- **Task statement**: Transcribe the records exactly. Pictures do not belong in the transcription.

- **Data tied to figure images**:

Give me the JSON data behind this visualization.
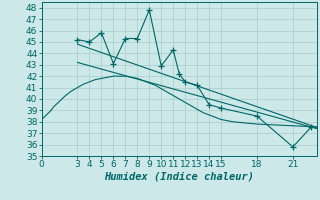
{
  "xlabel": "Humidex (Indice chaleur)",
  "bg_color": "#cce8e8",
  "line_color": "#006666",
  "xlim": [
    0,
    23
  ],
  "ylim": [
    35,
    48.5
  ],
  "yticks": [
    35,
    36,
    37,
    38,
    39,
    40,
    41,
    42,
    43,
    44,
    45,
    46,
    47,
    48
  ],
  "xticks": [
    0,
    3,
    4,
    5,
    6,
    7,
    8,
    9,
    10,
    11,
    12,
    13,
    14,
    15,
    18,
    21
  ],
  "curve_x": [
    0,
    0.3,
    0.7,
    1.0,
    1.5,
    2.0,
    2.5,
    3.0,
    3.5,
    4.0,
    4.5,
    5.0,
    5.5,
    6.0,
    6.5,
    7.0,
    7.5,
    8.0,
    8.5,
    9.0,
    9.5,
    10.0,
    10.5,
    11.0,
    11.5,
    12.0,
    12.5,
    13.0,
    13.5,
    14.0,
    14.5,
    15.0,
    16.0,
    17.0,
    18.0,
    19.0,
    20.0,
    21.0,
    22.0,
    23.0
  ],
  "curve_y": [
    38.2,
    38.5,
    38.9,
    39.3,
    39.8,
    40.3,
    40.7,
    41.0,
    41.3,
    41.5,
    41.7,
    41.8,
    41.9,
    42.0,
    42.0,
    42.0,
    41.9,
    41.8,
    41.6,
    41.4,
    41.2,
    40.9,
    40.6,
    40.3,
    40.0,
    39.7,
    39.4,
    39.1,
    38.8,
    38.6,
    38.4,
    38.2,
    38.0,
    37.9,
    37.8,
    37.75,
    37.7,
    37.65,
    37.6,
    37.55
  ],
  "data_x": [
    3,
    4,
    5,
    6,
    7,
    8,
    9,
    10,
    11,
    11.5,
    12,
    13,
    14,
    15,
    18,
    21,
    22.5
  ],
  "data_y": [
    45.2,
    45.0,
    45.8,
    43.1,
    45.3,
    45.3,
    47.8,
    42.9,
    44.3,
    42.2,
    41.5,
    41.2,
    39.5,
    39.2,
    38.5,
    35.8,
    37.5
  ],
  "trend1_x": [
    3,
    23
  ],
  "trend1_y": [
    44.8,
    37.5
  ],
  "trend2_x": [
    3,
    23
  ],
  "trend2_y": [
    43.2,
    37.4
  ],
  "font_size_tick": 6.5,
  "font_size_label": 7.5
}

- **Worked solution**:
Give me the JSON data behind this visualization.
{
  "xlabel": "Humidex (Indice chaleur)",
  "bg_color": "#cce8e8",
  "line_color": "#006666",
  "xlim": [
    0,
    23
  ],
  "ylim": [
    35,
    48.5
  ],
  "yticks": [
    35,
    36,
    37,
    38,
    39,
    40,
    41,
    42,
    43,
    44,
    45,
    46,
    47,
    48
  ],
  "xticks": [
    0,
    3,
    4,
    5,
    6,
    7,
    8,
    9,
    10,
    11,
    12,
    13,
    14,
    15,
    18,
    21
  ],
  "curve_x": [
    0,
    0.3,
    0.7,
    1.0,
    1.5,
    2.0,
    2.5,
    3.0,
    3.5,
    4.0,
    4.5,
    5.0,
    5.5,
    6.0,
    6.5,
    7.0,
    7.5,
    8.0,
    8.5,
    9.0,
    9.5,
    10.0,
    10.5,
    11.0,
    11.5,
    12.0,
    12.5,
    13.0,
    13.5,
    14.0,
    14.5,
    15.0,
    16.0,
    17.0,
    18.0,
    19.0,
    20.0,
    21.0,
    22.0,
    23.0
  ],
  "curve_y": [
    38.2,
    38.5,
    38.9,
    39.3,
    39.8,
    40.3,
    40.7,
    41.0,
    41.3,
    41.5,
    41.7,
    41.8,
    41.9,
    42.0,
    42.0,
    42.0,
    41.9,
    41.8,
    41.6,
    41.4,
    41.2,
    40.9,
    40.6,
    40.3,
    40.0,
    39.7,
    39.4,
    39.1,
    38.8,
    38.6,
    38.4,
    38.2,
    38.0,
    37.9,
    37.8,
    37.75,
    37.7,
    37.65,
    37.6,
    37.55
  ],
  "data_x": [
    3,
    4,
    5,
    6,
    7,
    8,
    9,
    10,
    11,
    11.5,
    12,
    13,
    14,
    15,
    18,
    21,
    22.5
  ],
  "data_y": [
    45.2,
    45.0,
    45.8,
    43.1,
    45.3,
    45.3,
    47.8,
    42.9,
    44.3,
    42.2,
    41.5,
    41.2,
    39.5,
    39.2,
    38.5,
    35.8,
    37.5
  ],
  "trend1_x": [
    3,
    23
  ],
  "trend1_y": [
    44.8,
    37.5
  ],
  "trend2_x": [
    3,
    23
  ],
  "trend2_y": [
    43.2,
    37.4
  ],
  "font_size_tick": 6.5,
  "font_size_label": 7.5
}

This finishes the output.